> Stated task
Extract all data as written.
►
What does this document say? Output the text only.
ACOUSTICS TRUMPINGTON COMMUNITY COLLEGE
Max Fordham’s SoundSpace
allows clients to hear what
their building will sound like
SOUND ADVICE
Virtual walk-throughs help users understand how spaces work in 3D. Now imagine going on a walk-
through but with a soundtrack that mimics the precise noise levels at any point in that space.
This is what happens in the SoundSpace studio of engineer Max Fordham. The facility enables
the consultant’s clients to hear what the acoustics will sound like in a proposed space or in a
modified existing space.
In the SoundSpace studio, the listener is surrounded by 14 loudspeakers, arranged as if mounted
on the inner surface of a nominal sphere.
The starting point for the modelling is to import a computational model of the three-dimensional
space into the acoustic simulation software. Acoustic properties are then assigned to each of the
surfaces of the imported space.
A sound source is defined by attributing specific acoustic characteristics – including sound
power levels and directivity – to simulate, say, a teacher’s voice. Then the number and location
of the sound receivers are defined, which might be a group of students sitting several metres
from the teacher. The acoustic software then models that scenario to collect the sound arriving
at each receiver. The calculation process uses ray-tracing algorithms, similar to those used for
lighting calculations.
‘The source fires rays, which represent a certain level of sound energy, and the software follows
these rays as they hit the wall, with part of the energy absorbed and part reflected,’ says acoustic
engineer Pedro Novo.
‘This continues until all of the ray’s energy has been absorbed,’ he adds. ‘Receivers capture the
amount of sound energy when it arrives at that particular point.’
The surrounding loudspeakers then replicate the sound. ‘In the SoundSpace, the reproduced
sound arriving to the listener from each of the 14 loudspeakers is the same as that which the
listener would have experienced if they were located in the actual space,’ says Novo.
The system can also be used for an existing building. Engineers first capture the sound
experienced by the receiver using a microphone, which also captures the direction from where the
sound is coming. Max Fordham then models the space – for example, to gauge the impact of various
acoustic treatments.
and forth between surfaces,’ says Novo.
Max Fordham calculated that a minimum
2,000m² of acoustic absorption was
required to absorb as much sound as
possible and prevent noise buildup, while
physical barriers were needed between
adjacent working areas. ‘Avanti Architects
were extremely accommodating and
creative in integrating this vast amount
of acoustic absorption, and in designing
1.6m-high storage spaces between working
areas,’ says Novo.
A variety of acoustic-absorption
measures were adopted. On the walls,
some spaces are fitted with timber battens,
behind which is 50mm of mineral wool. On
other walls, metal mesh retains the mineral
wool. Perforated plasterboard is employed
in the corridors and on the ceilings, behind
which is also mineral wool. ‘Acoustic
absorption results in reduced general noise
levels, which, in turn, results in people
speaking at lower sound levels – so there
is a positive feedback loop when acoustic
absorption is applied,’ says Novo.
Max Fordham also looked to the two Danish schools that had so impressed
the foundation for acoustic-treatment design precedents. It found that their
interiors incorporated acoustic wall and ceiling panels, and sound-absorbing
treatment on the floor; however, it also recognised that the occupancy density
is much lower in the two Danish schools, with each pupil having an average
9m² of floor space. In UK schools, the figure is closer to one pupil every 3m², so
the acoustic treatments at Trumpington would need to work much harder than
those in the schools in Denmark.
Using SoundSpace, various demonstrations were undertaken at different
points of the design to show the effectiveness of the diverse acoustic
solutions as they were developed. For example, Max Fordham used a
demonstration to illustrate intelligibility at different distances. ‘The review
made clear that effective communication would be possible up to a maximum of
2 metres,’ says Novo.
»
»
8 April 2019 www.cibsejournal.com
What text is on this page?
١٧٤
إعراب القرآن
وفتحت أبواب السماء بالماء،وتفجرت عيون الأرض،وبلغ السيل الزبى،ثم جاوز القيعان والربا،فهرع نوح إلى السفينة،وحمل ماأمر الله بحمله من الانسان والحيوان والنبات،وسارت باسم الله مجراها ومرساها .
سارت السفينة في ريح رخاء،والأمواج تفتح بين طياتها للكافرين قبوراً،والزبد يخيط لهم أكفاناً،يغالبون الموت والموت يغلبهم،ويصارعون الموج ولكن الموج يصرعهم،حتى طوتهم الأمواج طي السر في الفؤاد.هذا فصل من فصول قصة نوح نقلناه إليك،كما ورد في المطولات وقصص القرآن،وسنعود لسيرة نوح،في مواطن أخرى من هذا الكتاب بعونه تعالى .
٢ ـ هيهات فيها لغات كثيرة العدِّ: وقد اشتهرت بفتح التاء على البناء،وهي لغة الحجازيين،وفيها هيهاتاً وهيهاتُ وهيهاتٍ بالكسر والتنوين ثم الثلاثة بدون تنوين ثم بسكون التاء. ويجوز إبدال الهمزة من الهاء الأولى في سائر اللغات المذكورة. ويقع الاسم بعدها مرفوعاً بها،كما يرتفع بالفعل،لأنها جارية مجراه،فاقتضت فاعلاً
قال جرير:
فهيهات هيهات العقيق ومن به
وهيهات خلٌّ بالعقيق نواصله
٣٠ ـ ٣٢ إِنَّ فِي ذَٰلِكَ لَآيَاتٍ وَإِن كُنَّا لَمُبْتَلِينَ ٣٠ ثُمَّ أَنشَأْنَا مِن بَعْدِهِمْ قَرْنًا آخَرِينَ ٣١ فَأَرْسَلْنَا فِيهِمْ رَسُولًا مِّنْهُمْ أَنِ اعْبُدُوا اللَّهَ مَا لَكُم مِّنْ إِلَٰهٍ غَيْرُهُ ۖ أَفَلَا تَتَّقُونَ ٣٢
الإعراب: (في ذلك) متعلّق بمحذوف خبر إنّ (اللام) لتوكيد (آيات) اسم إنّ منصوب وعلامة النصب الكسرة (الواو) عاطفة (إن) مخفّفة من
◄
> Exercise result
What does this document say? Output the text only.
ACOUSTICS TRUMPINGTON COMMUNITY COLLEGE
Max Fordham’s SoundSpace
allows clients to hear what
their building will sound like
SOUND ADVICE
Virtual walk-throughs help users understand how spaces work in 3D. Now imagine going on a walk-
through but with a soundtrack that mimics the precise noise levels at any point in that space.
This is what happens in the SoundSpace studio of engineer Max Fordham. The facility enables
the consultant’s clients to hear what the acoustics will sound like in a proposed space or in a
modified existing space.
In the SoundSpace studio, the listener is surrounded by 14 loudspeakers, arranged as if mounted
on the inner surface of a nominal sphere.
The starting point for the modelling is to import a computational model of the three-dimensional
space into the acoustic simulation software. Acoustic properties are then assigned to each of the
surfaces of the imported space.
A sound source is defined by attributing specific acoustic characteristics – including sound
power levels and directivity – to simulate, say, a teacher’s voice. Then the number and location
of the sound receivers are defined, which might be a group of students sitting several metres
from the teacher. The acoustic software then models that scenario to collect the sound arriving
at each receiver. The calculation process uses ray-tracing algorithms, similar to those used for
lighting calculations.
‘The source fires rays, which represent a certain level of sound energy, and the software follows
these rays as they hit the wall, with part of the energy absorbed and part reflected,’ says acoustic
engineer Pedro Novo.
‘This continues until all of the ray’s energy has been absorbed,’ he adds. ‘Receivers capture the
amount of sound energy when it arrives at that particular point.’
The surrounding loudspeakers then replicate the sound. ‘In the SoundSpace, the reproduced
sound arriving to the listener from each of the 14 loudspeakers is the same as that which the
listener would have experienced if they were located in the actual space,’ says Novo.
The system can also be used for an existing building. Engineers first capture the sound
experienced by the receiver using a microphone, which also captures the direction from where the
sound is coming. Max Fordham then models the space – for example, to gauge the impact of various
acoustic treatments.
and forth between surfaces,’ says Novo.
Max Fordham calculated that a minimum
2,000m² of acoustic absorption was
required to absorb as much sound as
possible and prevent noise buildup, while
physical barriers were needed between
adjacent working areas. ‘Avanti Architects
were extremely accommodating and
creative in integrating this vast amount
of acoustic absorption, and in designing
1.6m-high storage spaces between working
areas,’ says Novo.
A variety of acoustic-absorption
measures were adopted. On the walls,
some spaces are fitted with timber battens,
behind which is 50mm of mineral wool. On
other walls, metal mesh retains the mineral
wool. Perforated plasterboard is employed
in the corridors and on the ceilings, behind
which is also mineral wool. ‘Acoustic
absorption results in reduced general noise
levels, which, in turn, results in people
speaking at lower sound levels – so there
is a positive feedback loop when acoustic
absorption is applied,’ says Novo.
Max Fordham also looked to the two Danish schools that had so impressed
the foundation for acoustic-treatment design precedents. It found that their
interiors incorporated acoustic wall and ceiling panels, and sound-absorbing
treatment on the floor; however, it also recognised that the occupancy density
is much lower in the two Danish schools, with each pupil having an average
9m² of floor space. In UK schools, the figure is closer to one pupil every 3m², so
the acoustic treatments at Trumpington would need to work much harder than
those in the schools in Denmark.
Using SoundSpace, various demonstrations were undertaken at different
points of the design to show the effectiveness of the diverse acoustic
solutions as they were developed. For example, Max Fordham used a
demonstration to illustrate intelligibility at different distances. ‘The review
made clear that effective communication would be possible up to a maximum of
2 metres,’ says Novo.
»
»
8 April 2019 www.cibsejournal.com
What text is on this page?
١٧٤
إعراب القرآن
وفتحت أبواب السماء بالماء،وتفجرت عيون الأرض،وبلغ السيل الزبى،ثم جاوز القيعان والربا،فهرع نوح إلى السفينة،وحمل ماأمر الله بحمله من الانسان والحيوان والنبات،وسارت باسم الله مجراها ومرساها .
سارت السفينة في ريح رخاء،والأمواج تفتح بين طياتها للكافرين قبوراً،والزبد يخيط لهم أكفاناً،يغالبون الموت والموت يغلبهم،ويصارعون الموج ولكن الموج يصرعهم،حتى طوتهم الأمواج طي السر في الفؤاد.هذا فصل من فصول قصة نوح نقلناه إليك،كما ورد في المطولات وقصص القرآن،وسنعود لسيرة نوح،في مواطن أخرى من هذا الكتاب بعونه تعالى .
٢ ـ هيهات فيها لغات كثيرة العدِّ: وقد اشتهرت بفتح التاء على البناء،وهي لغة الحجازيين،وفيها هيهاتاً وهيهاتُ وهيهاتٍ بالكسر والتنوين ثم الثلاثة بدون تنوين ثم بسكون التاء. ويجوز إبدال الهمزة من الهاء الأولى في سائر اللغات المذكورة. ويقع الاسم بعدها مرفوعاً بها،كما يرتفع بالفعل،لأنها جارية مجراه،فاقتضت فاعلاً
قال جرير:
فهيهات هيهات العقيق ومن به
وهيهات خلٌّ بالعقيق نواصله
٣٠ ـ ٣٢ إِنَّ فِي ذَٰلِكَ لَآيَاتٍ وَإِن كُنَّا لَمُبْتَلِينَ ٣٠ ثُمَّ أَنشَأْنَا مِن بَعْدِهِمْ قَرْنًا آخَرِينَ ٣١ فَأَرْسَلْنَا فِيهِمْ رَسُولًا مِّنْهُمْ أَنِ اعْبُدُوا اللَّهَ مَا لَكُم مِّنْ إِلَٰهٍ غَيْرُهُ ۖ أَفَلَا تَتَّقُونَ ٣٢
الإعراب: (في ذلك) متعلّق بمحذوف خبر إنّ (اللام) لتوكيد (آيات) اسم إنّ منصوب وعلامة النصب الكسرة (الواو) عاطفة (إن) مخفّفة من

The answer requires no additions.